● **SHORT EXERCISE**: Return the listing below word for word.

****************

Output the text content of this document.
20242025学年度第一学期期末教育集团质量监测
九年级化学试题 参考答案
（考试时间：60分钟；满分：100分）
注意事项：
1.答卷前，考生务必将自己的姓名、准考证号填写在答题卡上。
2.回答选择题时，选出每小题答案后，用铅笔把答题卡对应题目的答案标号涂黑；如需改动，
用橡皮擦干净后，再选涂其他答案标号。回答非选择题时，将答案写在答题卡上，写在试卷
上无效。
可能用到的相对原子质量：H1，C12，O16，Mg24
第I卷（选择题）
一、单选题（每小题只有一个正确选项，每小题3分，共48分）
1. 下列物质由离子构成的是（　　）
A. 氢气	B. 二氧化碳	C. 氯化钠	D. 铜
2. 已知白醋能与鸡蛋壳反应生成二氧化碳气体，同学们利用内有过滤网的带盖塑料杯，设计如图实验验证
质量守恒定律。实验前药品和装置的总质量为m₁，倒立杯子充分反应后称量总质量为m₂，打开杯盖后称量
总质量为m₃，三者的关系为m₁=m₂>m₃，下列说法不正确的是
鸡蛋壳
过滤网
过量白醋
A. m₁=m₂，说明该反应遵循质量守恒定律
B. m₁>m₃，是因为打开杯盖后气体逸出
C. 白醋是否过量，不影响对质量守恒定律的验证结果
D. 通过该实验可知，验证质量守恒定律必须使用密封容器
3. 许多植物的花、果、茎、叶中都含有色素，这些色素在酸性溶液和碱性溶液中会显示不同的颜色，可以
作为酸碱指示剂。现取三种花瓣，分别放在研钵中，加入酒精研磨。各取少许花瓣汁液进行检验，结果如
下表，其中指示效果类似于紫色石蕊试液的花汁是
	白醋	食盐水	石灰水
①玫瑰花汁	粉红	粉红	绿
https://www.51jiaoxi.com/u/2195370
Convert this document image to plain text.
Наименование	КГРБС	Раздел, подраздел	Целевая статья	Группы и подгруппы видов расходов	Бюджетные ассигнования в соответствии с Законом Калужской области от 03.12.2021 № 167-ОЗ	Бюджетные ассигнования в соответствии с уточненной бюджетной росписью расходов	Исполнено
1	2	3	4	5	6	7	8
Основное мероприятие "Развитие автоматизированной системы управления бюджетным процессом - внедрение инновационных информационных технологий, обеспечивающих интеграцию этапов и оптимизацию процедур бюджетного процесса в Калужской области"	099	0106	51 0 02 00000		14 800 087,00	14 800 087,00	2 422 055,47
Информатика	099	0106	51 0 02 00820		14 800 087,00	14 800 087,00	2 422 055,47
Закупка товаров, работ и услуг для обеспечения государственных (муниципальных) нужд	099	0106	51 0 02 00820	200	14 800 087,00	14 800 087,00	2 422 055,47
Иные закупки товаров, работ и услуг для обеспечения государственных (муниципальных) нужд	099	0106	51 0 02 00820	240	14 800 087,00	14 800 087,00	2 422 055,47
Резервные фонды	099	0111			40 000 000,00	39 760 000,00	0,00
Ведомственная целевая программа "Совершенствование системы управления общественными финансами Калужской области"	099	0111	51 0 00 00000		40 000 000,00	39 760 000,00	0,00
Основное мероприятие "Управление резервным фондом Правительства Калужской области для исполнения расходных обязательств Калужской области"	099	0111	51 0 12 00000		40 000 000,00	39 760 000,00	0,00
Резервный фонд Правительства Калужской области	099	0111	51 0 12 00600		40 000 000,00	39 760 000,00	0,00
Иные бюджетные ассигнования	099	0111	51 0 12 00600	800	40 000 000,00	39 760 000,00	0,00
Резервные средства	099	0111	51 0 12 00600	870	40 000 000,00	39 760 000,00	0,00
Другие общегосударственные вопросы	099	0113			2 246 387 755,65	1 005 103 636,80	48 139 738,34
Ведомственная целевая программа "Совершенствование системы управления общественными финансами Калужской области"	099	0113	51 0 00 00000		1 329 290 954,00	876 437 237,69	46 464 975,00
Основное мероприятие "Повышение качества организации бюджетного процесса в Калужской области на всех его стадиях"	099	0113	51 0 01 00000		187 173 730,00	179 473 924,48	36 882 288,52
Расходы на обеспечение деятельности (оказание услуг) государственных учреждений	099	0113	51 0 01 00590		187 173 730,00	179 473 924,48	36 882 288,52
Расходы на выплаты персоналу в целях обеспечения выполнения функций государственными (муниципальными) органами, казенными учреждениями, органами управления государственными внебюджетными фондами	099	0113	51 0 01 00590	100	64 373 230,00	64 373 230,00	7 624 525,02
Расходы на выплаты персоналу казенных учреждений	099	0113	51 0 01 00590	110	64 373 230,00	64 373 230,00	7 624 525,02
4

****************

● **REPLY**:
Output the text content of this document.
20242025学年度第一学期期末教育集团质量监测
九年级化学试题 参考答案
（考试时间：60分钟；满分：100分）
注意事项：
1.答卷前，考生务必将自己的姓名、准考证号填写在答题卡上。
2.回答选择题时，选出每小题答案后，用铅笔把答题卡对应题目的答案标号涂黑；如需改动，
用橡皮擦干净后，再选涂其他答案标号。回答非选择题时，将答案写在答题卡上，写在试卷
上无效。
可能用到的相对原子质量：H1，C12，O16，Mg24
第I卷（选择题）
一、单选题（每小题只有一个正确选项，每小题3分，共48分）
1. 下列物质由离子构成的是（　　）
A. 氢气	B. 二氧化碳	C. 氯化钠	D. 铜
2. 已知白醋能与鸡蛋壳反应生成二氧化碳气体，同学们利用内有过滤网的带盖塑料杯，设计如图实验验证
质量守恒定律。实验前药品和装置的总质量为m₁，倒立杯子充分反应后称量总质量为m₂，打开杯盖后称量
总质量为m₃，三者的关系为m₁=m₂>m₃，下列说法不正确的是
鸡蛋壳
过滤网
过量白醋
A. m₁=m₂，说明该反应遵循质量守恒定律
B. m₁>m₃，是因为打开杯盖后气体逸出
C. 白醋是否过量，不影响对质量守恒定律的验证结果
D. 通过该实验可知，验证质量守恒定律必须使用密封容器
3. 许多植物的花、果、茎、叶中都含有色素，这些色素在酸性溶液和碱性溶液中会显示不同的颜色，可以
作为酸碱指示剂。现取三种花瓣，分别放在研钵中，加入酒精研磨。各取少许花瓣汁液进行检验，结果如
下表，其中指示效果类似于紫色石蕊试液的花汁是
	白醋	食盐水	石灰水
①玫瑰花汁	粉红	粉红	绿
https://www.51jiaoxi.com/u/2195370
Convert this document image to plain text.
Наименование	КГРБС	Раздел, подраздел	Целевая статья	Группы и подгруппы видов расходов	Бюджетные ассигнования в соответствии с Законом Калужской области от 03.12.2021 № 167-ОЗ	Бюджетные ассигнования в соответствии с уточненной бюджетной росписью расходов	Исполнено
1	2	3	4	5	6	7	8
Основное мероприятие "Развитие автоматизированной системы управления бюджетным процессом - внедрение инновационных информационных технологий, обеспечивающих интеграцию этапов и оптимизацию процедур бюджетного процесса в Калужской области"	099	0106	51 0 02 00000		14 800 087,00	14 800 087,00	2 422 055,47
Информатика	099	0106	51 0 02 00820		14 800 087,00	14 800 087,00	2 422 055,47
Закупка товаров, работ и услуг для обеспечения государственных (муниципальных) нужд	099	0106	51 0 02 00820	200	14 800 087,00	14 800 087,00	2 422 055,47
Иные закупки товаров, работ и услуг для обеспечения государственных (муниципальных) нужд	099	0106	51 0 02 00820	240	14 800 087,00	14 800 087,00	2 422 055,47
Резервные фонды	099	0111			40 000 000,00	39 760 000,00	0,00
Ведомственная целевая программа "Совершенствование системы управления общественными финансами Калужской области"	099	0111	51 0 00 00000		40 000 000,00	39 760 000,00	0,00
Основное мероприятие "Управление резервным фондом Правительства Калужской области для исполнения расходных обязательств Калужской области"	099	0111	51 0 12 00000		40 000 000,00	39 760 000,00	0,00
Резервный фонд Правительства Калужской области	099	0111	51 0 12 00600		40 000 000,00	39 760 000,00	0,00
Иные бюджетные ассигнования	099	0111	51 0 12 00600	800	40 000 000,00	39 760 000,00	0,00
Резервные средства	099	0111	51 0 12 00600	870	40 000 000,00	39 760 000,00	0,00
Другие общегосударственные вопросы	099	0113			2 246 387 755,65	1 005 103 636,80	48 139 738,34
Ведомственная целевая программа "Совершенствование системы управления общественными финансами Калужской области"	099	0113	51 0 00 00000		1 329 290 954,00	876 437 237,69	46 464 975,00
Основное мероприятие "Повышение качества организации бюджетного процесса в Калужской области на всех его стадиях"	099	0113	51 0 01 00000		187 173 730,00	179 473 924,48	36 882 288,52
Расходы на обеспечение деятельности (оказание услуг) государственных учреждений	099	0113	51 0 01 00590		187 173 730,00	179 473 924,48	36 882 288,52
Расходы на выплаты персоналу в целях обеспечения выполнения функций государственными (муниципальными) органами, казенными учреждениями, органами управления государственными внебюджетными фондами	099	0113	51 0 01 00590	100	64 373 230,00	64 373 230,00	7 624 525,02
Расходы на выплаты персоналу казенных учреждений	099	0113	51 0 01 00590	110	64 373 230,00	64 373 230,00	7 624 525,02
4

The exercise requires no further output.